# Dataset extract start

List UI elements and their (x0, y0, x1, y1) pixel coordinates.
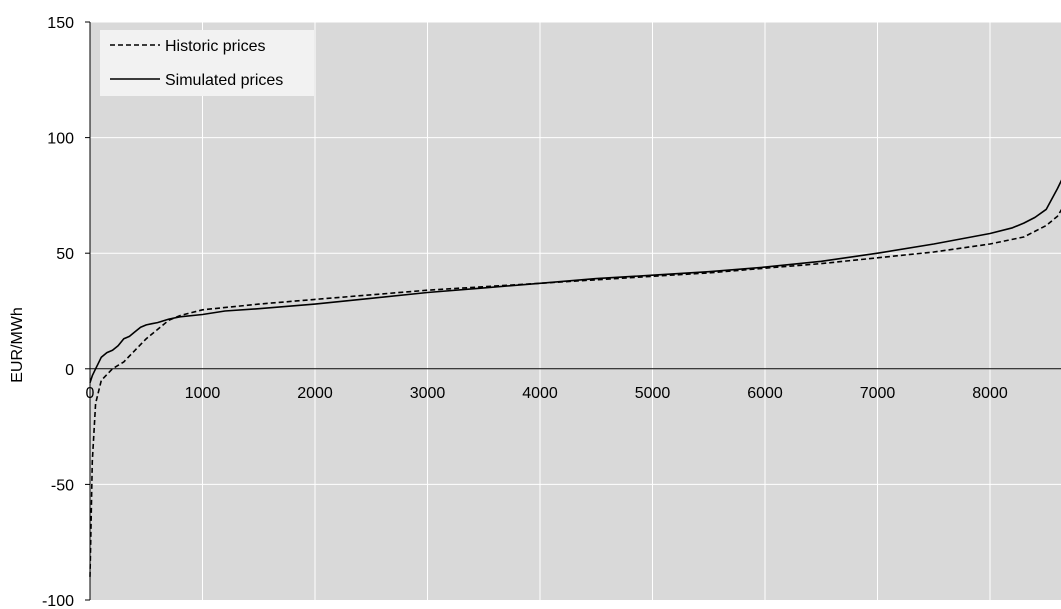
legend: Historic prices Simulated prices (100, 30, 314, 96)
y-tick-label: 50 (56, 246, 74, 263)
y-tick-label: 150 (47, 15, 74, 32)
tick-labels: 150 100 50 0 -50 -100 0 1000 2000 3000 4000 5000 600… (42, 15, 1008, 609)
simulated-prices-line (89, 179, 1061, 383)
x-tick-label: 4000 (522, 385, 558, 402)
x-tick-label: 7000 (860, 385, 896, 402)
legend-label-historic: Historic prices (165, 38, 265, 55)
legend-box (100, 30, 314, 96)
plot-background (90, 22, 1061, 600)
series-lines (89, 179, 1061, 577)
x-tick-label: 8000 (972, 385, 1008, 402)
x-tick-label: 2000 (297, 385, 333, 402)
x-tick-label: 1000 (185, 385, 221, 402)
y-tick-label: -50 (51, 477, 74, 494)
x-tick-label: 3000 (410, 385, 446, 402)
x-tick-label: 5000 (635, 385, 671, 402)
legend-label-simulated: Simulated prices (165, 72, 283, 89)
y-tick-label: -100 (42, 593, 74, 609)
x-tick-label: 6000 (747, 385, 783, 402)
historic-prices-line (89, 208, 1061, 577)
axes (85, 21, 1061, 601)
grid-lines (90, 21, 1061, 600)
x-tick-label: 0 (86, 385, 95, 402)
y-tick-label: 0 (65, 362, 74, 379)
y-axis-title: EUR/MWh (9, 307, 26, 383)
y-tick-label: 100 (47, 131, 74, 148)
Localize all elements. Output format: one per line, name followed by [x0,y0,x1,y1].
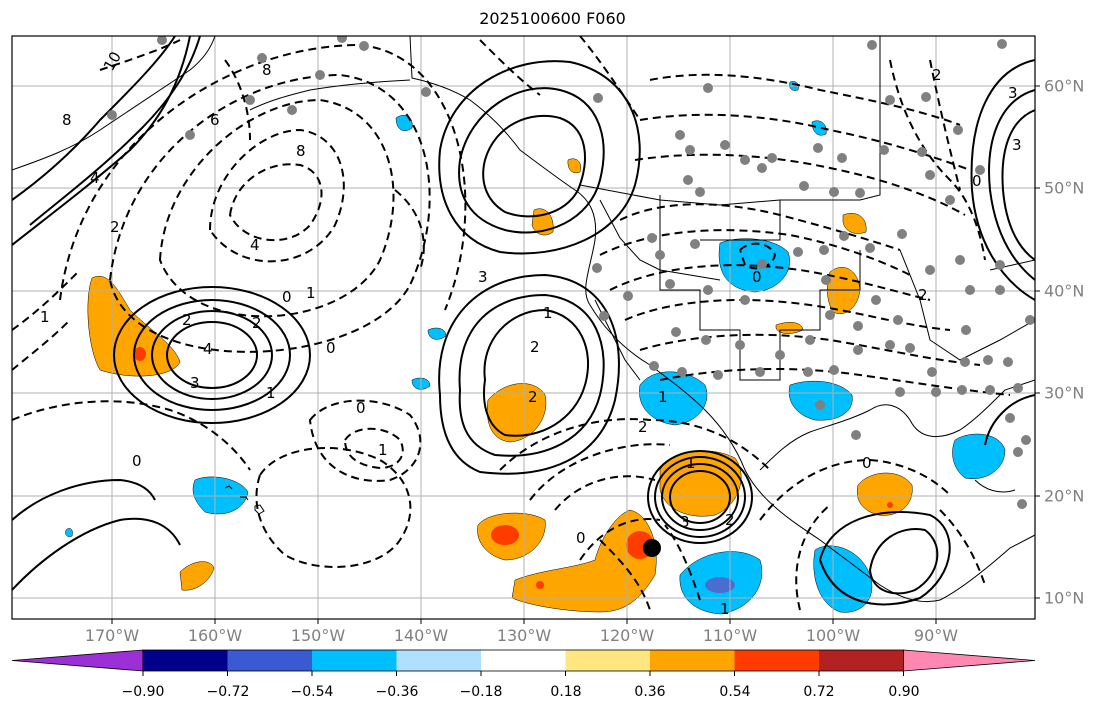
strong-positive-anomaly-areas [134,347,893,589]
contour-label: 1 [378,441,388,459]
colorbar-tick-label: −0.90 [121,684,165,700]
contour-label: 2 [110,218,120,236]
colorbar-tick-label: −0.54 [290,684,334,700]
colorbar-tick-label: 0.90 [888,684,920,700]
contour-label: 4 [250,236,260,254]
contour-label: 8 [62,111,72,129]
contour-label: 2 [932,66,942,84]
contour-label: 2 [252,314,262,332]
contour-label: 3 [1008,84,1018,102]
contour-label: 8 [262,61,272,79]
colorbar-tick-label: 0.54 [719,684,751,700]
contour-label: 3 [680,513,690,531]
contour-label: 0 [752,268,762,286]
lon-label: 120°W [599,626,655,645]
lon-label: 110°W [702,626,758,645]
contour-label: 0 [326,339,336,357]
lon-label: 150°W [290,626,346,645]
contour-label: 8 [296,142,306,160]
contour-label: 3 [190,374,200,392]
lon-label: 100°W [805,626,861,645]
contour-label: 0 [862,454,872,472]
contour-label: 0 [132,452,142,470]
contour-label: 1 [543,304,553,322]
lat-label: 10°N [1044,588,1085,608]
dashed-contours [12,36,1011,611]
colorbar-tick-label: 0.72 [803,684,835,700]
contour-label: 0 [282,288,292,306]
colorbar-tick-label: −0.72 [206,684,250,700]
contour-label: 3 [478,268,488,286]
contour-label: 1 [686,454,696,472]
contour-label: 1 [40,308,50,326]
contour-label: 1 [720,600,730,618]
map-title: 2025100600 F060 [479,9,626,28]
lon-label: 130°W [496,626,552,645]
contour-label: 3 [1012,136,1022,154]
observation-stations [107,36,1035,509]
contour-label: 2 [918,286,928,304]
contour-label: 0 [356,399,366,417]
lon-label: 140°W [393,626,449,645]
strong-negative-anomaly-areas [705,577,735,593]
contour-label: 6 [210,111,220,129]
contour-label: 4 [90,169,100,187]
contour-label: 0 [972,172,982,190]
lat-label: 50°N [1044,178,1085,198]
contour-label: 2 [182,311,192,329]
lon-label: 90°W [913,626,959,645]
colorbar-tick-label: 0.36 [634,684,666,700]
contour-label: 4 [203,340,213,358]
contour-label: 1 [658,388,668,406]
contour-label: 1 [306,284,316,302]
contour-label: 2 [530,338,540,356]
lon-label: 170°W [84,626,140,645]
lat-label: 40°N [1044,281,1085,301]
colorbar-tick-label: 0.18 [550,684,582,700]
contour-label: 2 [638,418,648,436]
hawaii-islands [224,485,265,515]
lat-label: 30°N [1044,383,1085,403]
storm-center-marker [643,539,661,557]
colorbar-tick-label: −0.36 [375,684,419,700]
contour-label: 2 [725,511,735,529]
contour-label: 1 [266,384,276,402]
lat-ticks [1035,85,1040,599]
contour-label: 0 [576,529,586,547]
lat-label: 20°N [1044,486,1085,506]
solid-contours [12,36,1035,606]
lon-label: 160°W [187,626,243,645]
lat-label: 60°N [1044,76,1085,96]
colorbar-tick-label: −0.18 [459,684,503,700]
lon-ticks [111,619,937,624]
contour-label: 2 [528,388,538,406]
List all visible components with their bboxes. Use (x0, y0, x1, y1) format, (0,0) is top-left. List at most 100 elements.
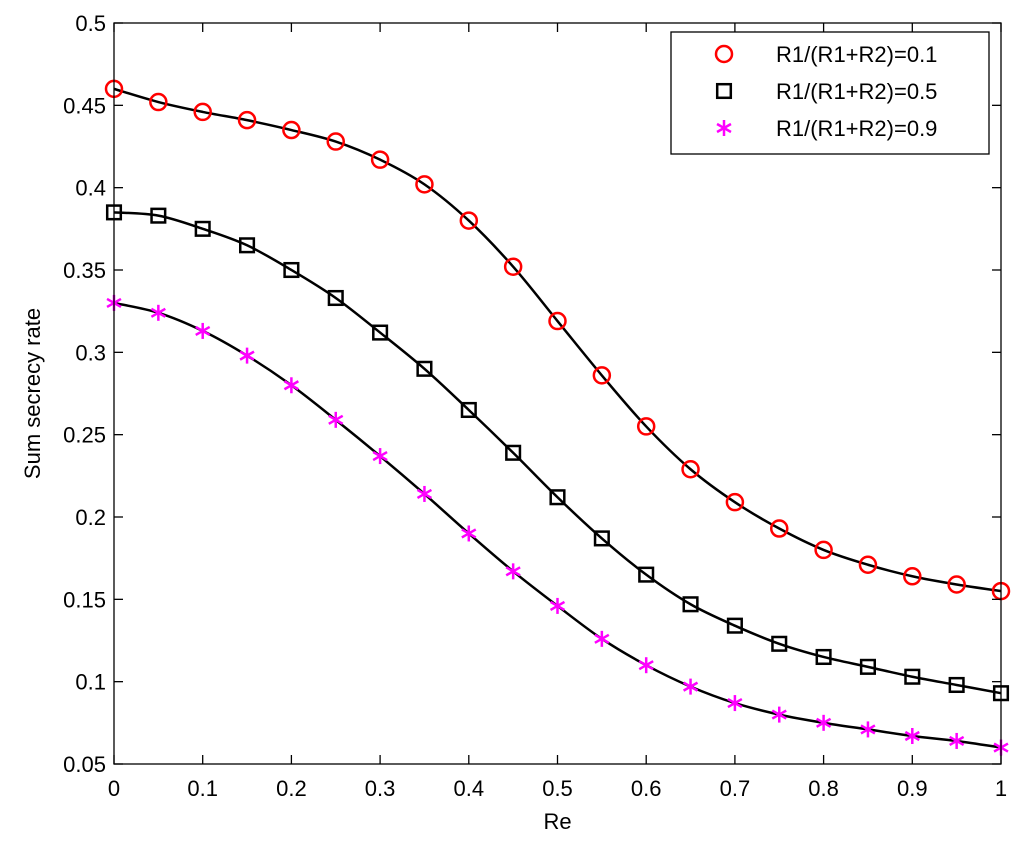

# Dataset extract end

Exercise aim - Convert every line of the entries above into a Markdown table with two columns, Row for the line's number and Line for its text, leaving out blank lines and the pictures.

Task answer -
| Row | Line |
|---|---|
| 1 | List UI elements and their (x0, y0, x1, y1) pixel coordinates. |
| 2 | legend: Historic prices Simulated prices (100, 30, 314, 96) |
| 3 | y-tick-label: 50 (56, 246, 74, 263) |
| 4 | y-tick-label: 150 (47, 15, 74, 32) |
| 5 | tick-labels: 150 100 50 0 -50 -100 0 1000 2000 3000 4000 5000 600… (42, 15, 1008, 609) |
| 6 | simulated-prices-line (89, 179, 1061, 383) |
| 7 | x-tick-label: 4000 (522, 385, 558, 402) |
| 8 | x-tick-label: 7000 (860, 385, 896, 402) |
| 9 | legend-label-historic: Historic prices (165, 38, 265, 55) |
| 10 | legend-box (100, 30, 314, 96) |
| 11 | plot-background (90, 22, 1061, 600) |
| 12 | series-lines (89, 179, 1061, 577) |
| 13 | x-tick-label: 8000 (972, 385, 1008, 402) |
| 14 | x-tick-label: 2000 (297, 385, 333, 402) |
| 15 | x-tick-label: 1000 (185, 385, 221, 402) |
| 16 | y-tick-label: -50 (51, 477, 74, 494) |
| 17 | x-tick-label: 3000 (410, 385, 446, 402) |
| 18 | x-tick-label: 5000 (635, 385, 671, 402) |
| 19 | legend-label-simulated: Simulated prices (165, 72, 283, 89) |
| 20 | y-tick-label: -100 (42, 593, 74, 609) |
| 21 | x-tick-label: 6000 (747, 385, 783, 402) |
| 22 | historic-prices-line (89, 208, 1061, 577) |
| 23 | axes (85, 21, 1061, 601) |
| 24 | grid-lines (90, 21, 1061, 600) |
| 25 | x-tick-label: 0 (86, 385, 95, 402) |
| 26 | y-tick-label: 0 (65, 362, 74, 379) |
| 27 | y-axis-title: EUR/MWh (9, 307, 26, 383) |
| 28 | y-tick-label: 100 (47, 131, 74, 148) |
| 29 | Localize all elements. Output format: one per line, name followed by [x0,y0,x1,y1]. |
| 30 | strong-positive-anomaly-areas [134,347,893,589] |
| 31 | contour-label: 1 [378,441,388,459] |
| 32 | colorbar-tick-label: −0.90 [121,684,165,700] |
| 33 | contour-label: 2 [110,218,120,236] |
| 34 | colorbar-tick-label: −0.54 [290,684,334,700] |
| 35 | colorbar-tick-label: 0.90 [888,684,920,700] |
| 36 | contour-label: 4 [250,236,260,254] |
| 37 | contour-label: 8 [62,111,72,129] |
| 38 | contour-label: 2 [932,66,942,84] |
| 39 | contour-label: 2 [252,314,262,332] |
| 40 | contour-label: 3 [1008,84,1018,102] |
| 41 | contour-label: 8 [262,61,272,79] |
| 42 | colorbar-tick-label: 0.54 [719,684,751,700] |
| 43 | contour-label: 3 [680,513,690,531] |
| 44 | contour-label: 0 [752,268,762,286] |
| 45 | lon-label: 120°W [599,626,655,645] |
| 46 | lon-label: 110°W [702,626,758,645] |
| 47 | contour-label: 0 [326,339,336,357] |
| 48 | lon-label: 150°W [290,626,346,645] |
| 49 | contour-label: 8 [296,142,306,160] |
| 50 | contour-label: 3 [190,374,200,392] |
| 51 | lon-label: 100°W [805,626,861,645] |
| 52 | contour-label: 0 [862,454,872,472] |
| 53 | contour-label: 0 [132,452,142,470] |
| 54 | contour-label: 1 [543,304,553,322] |
| 55 | lat-label: 10°N [1044,588,1085,608] |
| 56 | dashed-contours [12,36,1011,611] |
| 57 | colorbar-tick-label: 0.72 [803,684,835,700] |
| 58 | contour-label: 0 [282,288,292,306] |
| 59 | colorbar-tick-label: −0.72 [206,684,250,700] |
| 60 | contour-label: 3 [478,268,488,286] |
| 61 | contour-label: 1 [686,454,696,472] |
| 62 | contour-label: 1 [40,308,50,326] |
| 63 | contour-label: 1 [720,600,730,618] |
| 64 | map-title: 2025100600 F060 [479,9,626,28] |
| 65 | lon-label: 130°W [496,626,552,645] |
| 66 | contour-label: 3 [1012,136,1022,154] |
| 67 | observation-stations [107,36,1035,509] |
| 68 | contour-label: 2 [918,286,928,304] |
| 69 | contour-label: 0 [356,399,366,417] |
| 70 | lon-label: 140°W [393,626,449,645] |
| 71 | strong-negative-anomaly-areas [705,577,735,593] |
| 72 | contour-label: 6 [210,111,220,129] |
| 73 | contour-label: 4 [90,169,100,187] |
| 74 | contour-label: 0 [972,172,982,190] |
| 75 | lat-label: 50°N [1044,178,1085,198] |
| 76 | contour-label: 2 [182,311,192,329] |
| 77 | lon-label: 90°W [913,626,959,645] |
| 78 | colorbar-tick-label: 0.36 [634,684,666,700] |
| 79 | contour-label: 4 [203,340,213,358] |
| 80 | contour-label: 1 [658,388,668,406] |
| 81 | contour-label: 1 [306,284,316,302] |
| 82 | contour-label: 2 [530,338,540,356] |
| 83 | lon-label: 170°W [84,626,140,645] |
| 84 | lat-label: 40°N [1044,281,1085,301] |
| 85 | colorbar-tick-label: 0.18 [550,684,582,700] |
| 86 | contour-label: 2 [638,418,648,436] |
| 87 | hawaii-islands [224,485,265,515] |
| 88 | lat-label: 30°N [1044,383,1085,403] |
| 89 | storm-center-marker [643,539,661,557] |
| 90 | colorbar-tick-label: −0.36 [375,684,419,700] |
| 91 | contour-label: 2 [725,511,735,529] |
| 92 | contour-label: 1 [266,384,276,402] |
| 93 | lat-ticks [1035,85,1040,599] |
| 94 | contour-label: 0 [576,529,586,547] |
| 95 | lat-label: 20°N [1044,486,1085,506] |
| 96 | solid-contours [12,36,1035,606] |
| 97 | lon-label: 160°W [187,626,243,645] |
| 98 | lat-label: 60°N [1044,76,1085,96] |
| 99 | colorbar-tick-label: −0.18 [459,684,503,700] |
| 100 | lon-ticks [111,619,937,624] |
| 101 | contour-label: 2 [528,388,538,406] |
| 102 | List all visible components with their bboxes. Use (x0, y0, x1, y1) format, (0,0) is top-left. List at most 100 elements. |